[Recorded data]

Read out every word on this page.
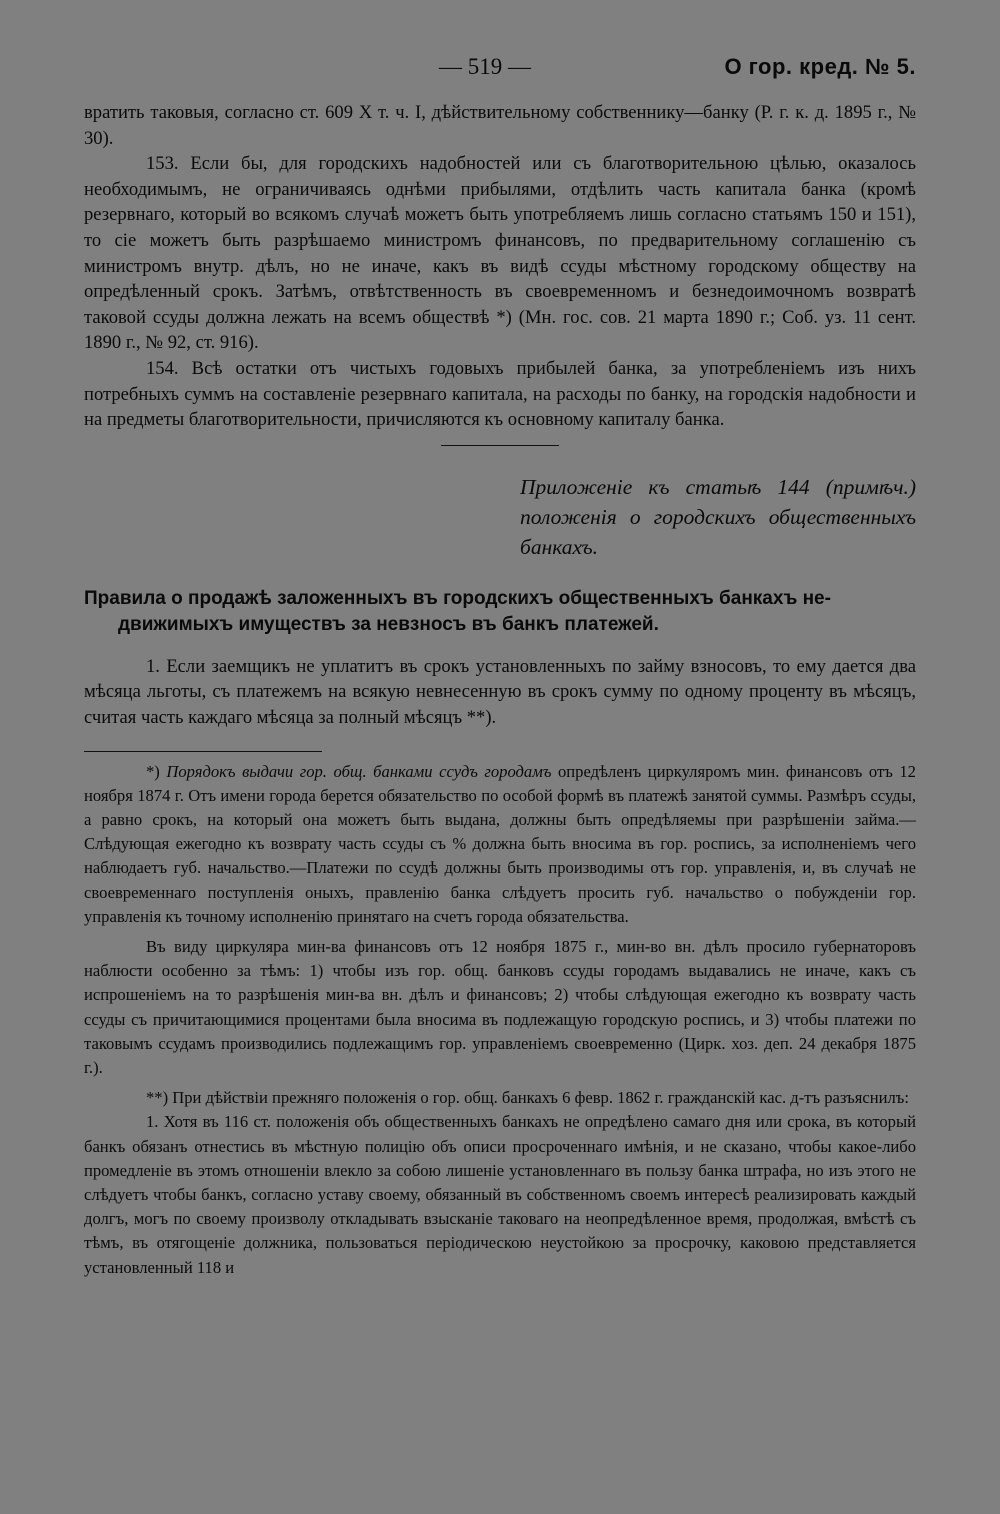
— 519 —	О гор. кред. № 5.

вратить таковыя, согласно ст. 609 X т. ч. I, дѣйствительному собственнику—банку (Р. г. к. д. 1895 г., № 30).

153. Если бы, для городскихъ надобностей или съ благотворительною цѣлью, оказалось необходимымъ, не ограничиваясь однѣми прибылями, отдѣлить часть капитала банка (кромѣ резервнаго, который во всякомъ случаѣ можетъ быть употребляемъ лишь согласно статьямъ 150 и 151), то сіе можетъ быть разрѣшаемо министромъ финансовъ, по предварительному соглашенію съ министромъ внутр. дѣлъ, но не иначе, какъ въ видѣ ссуды мѣстному городскому обществу на опредѣленный срокъ. Затѣмъ, отвѣтственность въ своевременномъ и безнедоимочномъ возвратѣ таковой ссуды должна лежать на всемъ обществѣ *) (Мн. гос. сов. 21 марта 1890 г.; Соб. уз. 11 сент. 1890 г., № 92, ст. 916).

154. Всѣ остатки отъ чистыхъ годовыхъ прибылей банка, за употребленіемъ изъ нихъ потребныхъ суммъ на составленіе резервнаго капитала, на расходы по банку, на городскія надобности и на предметы благотворительности, причисляются къ основному капиталу банка.

Приложеніе къ статьѣ 144 (примѣч.) положенія о городскихъ общественныхъ банкахъ.
Правила о продажѣ заложенныхъ въ городскихъ общественныхъ банкахъ не-
движимыхъ имуществъ за невзносъ въ банкъ платежей.

1. Если заемщикъ не уплатитъ въ срокъ установленныхъ по займу взносовъ, то ему дается два мѣсяца льготы, съ платежемъ на всякую невнесенную въ срокъ сумму по одному проценту въ мѣсяцъ, считая часть каждаго мѣсяца за полный мѣсяцъ **).

*) Порядокъ выдачи гор. общ. банками ссудъ городамъ опредѣленъ циркуляромъ мин. финансовъ отъ 12 ноября 1874 г. Отъ имени города берется обязательство по особой формѣ въ платежѣ занятой суммы. Размѣръ ссуды, а равно срокъ, на который она можетъ быть выдана, должны быть опредѣляемы при разрѣшеніи займа.—Слѣдующая ежегодно къ возврату часть ссуды съ % должна быть вносима въ гор. роспись, за исполненіемъ чего наблюдаетъ губ. начальство.—Платежи по ссудѣ должны быть производимы отъ гор. управленія, и, въ случаѣ не своевременнаго поступленія оныхъ, правленію банка слѣдуетъ просить губ. начальство о побужденіи гор. управленія къ точному исполненію принятаго на счетъ города обязательства.

Въ виду циркуляра мин-ва финансовъ отъ 12 ноября 1875 г., мин-во вн. дѣлъ просило губернаторовъ наблюсти особенно за тѣмъ: 1) чтобы изъ гор. общ. банковъ ссуды городамъ выдавались не иначе, какъ съ испрошеніемъ на то разрѣшенія мин-ва вн. дѣлъ и финансовъ; 2) чтобы слѣдующая ежегодно къ возврату часть ссуды съ причитающимися процентами была вносима въ подлежащую городскую роспись, и 3) чтобы платежи по таковымъ ссудамъ производились подлежащимъ гор. управленіемъ своевременно (Цирк. хоз. деп. 24 декабря 1875 г.).

**) При дѣйствіи прежняго положенія о гор. общ. банкахъ 6 февр. 1862 г. гражданскій кас. д-тъ разъяснилъ:

1. Хотя въ 116 ст. положенія объ общественныхъ банкахъ не опредѣлено самаго дня или срока, въ который банкъ обязанъ отнестись въ мѣстную полицію объ описи просроченнаго имѣнія, и не сказано, чтобы какое-либо промедленіе въ этомъ отношеніи влекло за собою лишеніе установленнаго въ пользу банка штрафа, но изъ этого не слѣдуетъ чтобы банкъ, согласно уставу своему, обязанный въ собственномъ своемъ интересѣ реализировать каждый долгъ, могъ по своему произволу откладывать взысканіе таковаго на неопредѣленное время, продолжая, вмѣстѣ съ тѣмъ, въ отягощеніе должника, пользоваться періодическою неустойкою за просрочку, каковою представляется установленный 118 и
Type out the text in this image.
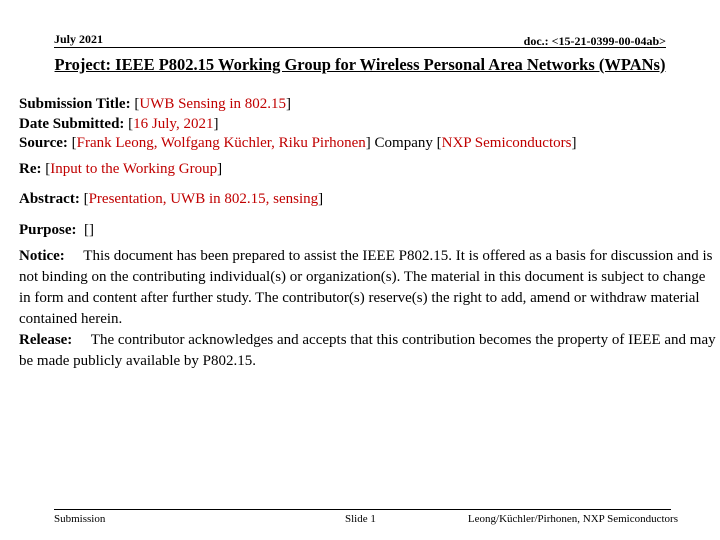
July 2021	doc.: <15-21-0399-00-04ab>
Project: IEEE P802.15 Working Group for Wireless Personal Area Networks (WPANs)
Submission Title: [UWB Sensing in 802.15]
Date Submitted: [16 July, 2021]
Source: [Frank Leong, Wolfgang Küchler, Riku Pirhonen] Company [NXP Semiconductors]
Re: [Input to the Working Group]
Abstract: [Presentation, UWB in 802.15, sensing]
Purpose: []
Notice: This document has been prepared to assist the IEEE P802.15. It is offered as a basis for discussion and is not binding on the contributing individual(s) or organization(s). The material in this document is subject to change in form and content after further study. The contributor(s) reserve(s) the right to add, amend or withdraw material contained herein.
Release: The contributor acknowledges and accepts that this contribution becomes the property of IEEE and may be made publicly available by P802.15.
Submission	Slide 1	Leong/Küchler/Pirhonen, NXP Semiconductors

DIRECTIONS —
Leave out the pictures and copy everything else in the records word for word.

TASK ANSWER —
Read out every word on this page.
— 519 —	О гор. кред. № 5.

вратить таковыя, согласно ст. 609 X т. ч. I, дѣйствительному собственнику—банку (Р. г. к. д. 1895 г., № 30).

153. Если бы, для городскихъ надобностей или съ благотворительною цѣлью, оказалось необходимымъ, не ограничиваясь однѣми прибылями, отдѣлить часть капитала банка (кромѣ резервнаго, который во всякомъ случаѣ можетъ быть употребляемъ лишь согласно статьямъ 150 и 151), то сіе можетъ быть разрѣшаемо министромъ финансовъ, по предварительному соглашенію съ министромъ внутр. дѣлъ, но не иначе, какъ въ видѣ ссуды мѣстному городскому обществу на опредѣленный срокъ. Затѣмъ, отвѣтственность въ своевременномъ и безнедоимочномъ возвратѣ таковой ссуды должна лежать на всемъ обществѣ *) (Мн. гос. сов. 21 марта 1890 г.; Соб. уз. 11 сент. 1890 г., № 92, ст. 916).

154. Всѣ остатки отъ чистыхъ годовыхъ прибылей банка, за употребленіемъ изъ нихъ потребныхъ суммъ на составленіе резервнаго капитала, на расходы по банку, на городскія надобности и на предметы благотворительности, причисляются къ основному капиталу банка.

Приложеніе къ статьѣ 144 (примѣч.) положенія о городскихъ общественныхъ банкахъ.
Правила о продажѣ заложенныхъ въ городскихъ общественныхъ банкахъ не-
движимыхъ имуществъ за невзносъ въ банкъ платежей.

1. Если заемщикъ не уплатитъ въ срокъ установленныхъ по займу взносовъ, то ему дается два мѣсяца льготы, съ платежемъ на всякую невнесенную въ срокъ сумму по одному проценту въ мѣсяцъ, считая часть каждаго мѣсяца за полный мѣсяцъ **).

*) Порядокъ выдачи гор. общ. банками ссудъ городамъ опредѣленъ циркуляромъ мин. финансовъ отъ 12 ноября 1874 г. Отъ имени города берется обязательство по особой формѣ въ платежѣ занятой суммы. Размѣръ ссуды, а равно срокъ, на который она можетъ быть выдана, должны быть опредѣляемы при разрѣшеніи займа.—Слѣдующая ежегодно къ возврату часть ссуды съ % должна быть вносима въ гор. роспись, за исполненіемъ чего наблюдаетъ губ. начальство.—Платежи по ссудѣ должны быть производимы отъ гор. управленія, и, въ случаѣ не своевременнаго поступленія оныхъ, правленію банка слѣдуетъ просить губ. начальство о побужденіи гор. управленія къ точному исполненію принятаго на счетъ города обязательства.

Въ виду циркуляра мин-ва финансовъ отъ 12 ноября 1875 г., мин-во вн. дѣлъ просило губернаторовъ наблюсти особенно за тѣмъ: 1) чтобы изъ гор. общ. банковъ ссуды городамъ выдавались не иначе, какъ съ испрошеніемъ на то разрѣшенія мин-ва вн. дѣлъ и финансовъ; 2) чтобы слѣдующая ежегодно къ возврату часть ссуды съ причитающимися процентами была вносима въ подлежащую городскую роспись, и 3) чтобы платежи по таковымъ ссудамъ производились подлежащимъ гор. управленіемъ своевременно (Цирк. хоз. деп. 24 декабря 1875 г.).

**) При дѣйствіи прежняго положенія о гор. общ. банкахъ 6 февр. 1862 г. гражданскій кас. д-тъ разъяснилъ:

1. Хотя въ 116 ст. положенія объ общественныхъ банкахъ не опредѣлено самаго дня или срока, въ который банкъ обязанъ отнестись въ мѣстную полицію объ описи просроченнаго имѣнія, и не сказано, чтобы какое-либо промедленіе въ этомъ отношеніи влекло за собою лишеніе установленнаго въ пользу банка штрафа, но изъ этого не слѣдуетъ чтобы банкъ, согласно уставу своему, обязанный въ собственномъ своемъ интересѣ реализировать каждый долгъ, могъ по своему произволу откладывать взысканіе таковаго на неопредѣленное время, продолжая, вмѣстѣ съ тѣмъ, въ отягощеніе должника, пользоваться періодическою неустойкою за просрочку, каковою представляется установленный 118 и
Type out the text in this image.
July 2021	doc.: <15-21-0399-00-04ab>
Project: IEEE P802.15 Working Group for Wireless Personal Area Networks (WPANs)
Submission Title: [UWB Sensing in 802.15]
Date Submitted: [16 July, 2021]
Source: [Frank Leong, Wolfgang Küchler, Riku Pirhonen] Company [NXP Semiconductors]
Re: [Input to the Working Group]
Abstract: [Presentation, UWB in 802.15, sensing]
Purpose: []
Notice: This document has been prepared to assist the IEEE P802.15. It is offered as a basis for discussion and is not binding on the contributing individual(s) or organization(s). The material in this document is subject to change in form and content after further study. The contributor(s) reserve(s) the right to add, amend or withdraw material contained herein.
Release: The contributor acknowledges and accepts that this contribution becomes the property of IEEE and may be made publicly available by P802.15.
Submission	Slide 1	Leong/Küchler/Pirhonen, NXP Semiconductors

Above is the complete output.